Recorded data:
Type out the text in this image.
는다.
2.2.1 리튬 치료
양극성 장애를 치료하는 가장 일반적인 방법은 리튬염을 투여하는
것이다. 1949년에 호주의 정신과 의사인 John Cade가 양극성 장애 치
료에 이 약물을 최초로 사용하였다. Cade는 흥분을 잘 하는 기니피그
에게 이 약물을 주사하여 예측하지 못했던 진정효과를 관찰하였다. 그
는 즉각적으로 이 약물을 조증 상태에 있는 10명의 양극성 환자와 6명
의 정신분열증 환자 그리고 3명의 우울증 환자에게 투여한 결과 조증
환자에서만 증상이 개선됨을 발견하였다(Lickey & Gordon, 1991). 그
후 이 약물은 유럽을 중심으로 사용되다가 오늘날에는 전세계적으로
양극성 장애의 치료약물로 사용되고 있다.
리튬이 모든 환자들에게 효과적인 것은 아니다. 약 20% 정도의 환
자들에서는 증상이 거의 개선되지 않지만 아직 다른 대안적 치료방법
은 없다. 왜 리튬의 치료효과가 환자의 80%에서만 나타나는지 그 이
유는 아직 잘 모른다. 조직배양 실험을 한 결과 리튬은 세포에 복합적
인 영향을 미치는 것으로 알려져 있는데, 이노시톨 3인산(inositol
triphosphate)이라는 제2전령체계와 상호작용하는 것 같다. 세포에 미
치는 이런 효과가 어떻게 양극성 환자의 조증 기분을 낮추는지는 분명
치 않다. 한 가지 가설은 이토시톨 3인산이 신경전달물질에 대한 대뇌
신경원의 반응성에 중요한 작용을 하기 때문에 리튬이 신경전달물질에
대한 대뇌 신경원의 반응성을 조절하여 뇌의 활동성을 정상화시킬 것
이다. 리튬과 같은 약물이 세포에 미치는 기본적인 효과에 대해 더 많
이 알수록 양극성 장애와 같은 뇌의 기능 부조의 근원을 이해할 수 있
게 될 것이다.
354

Written request: Write out every entry exactly as given.

Output for this exercise:
Type out the text in this image.
는다.
2.2.1 리튬 치료
양극성 장애를 치료하는 가장 일반적인 방법은 리튬염을 투여하는
것이다. 1949년에 호주의 정신과 의사인 John Cade가 양극성 장애 치
료에 이 약물을 최초로 사용하였다. Cade는 흥분을 잘 하는 기니피그
에게 이 약물을 주사하여 예측하지 못했던 진정효과를 관찰하였다. 그
는 즉각적으로 이 약물을 조증 상태에 있는 10명의 양극성 환자와 6명
의 정신분열증 환자 그리고 3명의 우울증 환자에게 투여한 결과 조증
환자에서만 증상이 개선됨을 발견하였다(Lickey & Gordon, 1991). 그
후 이 약물은 유럽을 중심으로 사용되다가 오늘날에는 전세계적으로
양극성 장애의 치료약물로 사용되고 있다.
리튬이 모든 환자들에게 효과적인 것은 아니다. 약 20% 정도의 환
자들에서는 증상이 거의 개선되지 않지만 아직 다른 대안적 치료방법
은 없다. 왜 리튬의 치료효과가 환자의 80%에서만 나타나는지 그 이
유는 아직 잘 모른다. 조직배양 실험을 한 결과 리튬은 세포에 복합적
인 영향을 미치는 것으로 알려져 있는데, 이노시톨 3인산(inositol
triphosphate)이라는 제2전령체계와 상호작용하는 것 같다. 세포에 미
치는 이런 효과가 어떻게 양극성 환자의 조증 기분을 낮추는지는 분명
치 않다. 한 가지 가설은 이토시톨 3인산이 신경전달물질에 대한 대뇌
신경원의 반응성에 중요한 작용을 하기 때문에 리튬이 신경전달물질에
대한 대뇌 신경원의 반응성을 조절하여 뇌의 활동성을 정상화시킬 것
이다. 리튬과 같은 약물이 세포에 미치는 기본적인 효과에 대해 더 많
이 알수록 양극성 장애와 같은 뇌의 기능 부조의 근원을 이해할 수 있
게 될 것이다.
354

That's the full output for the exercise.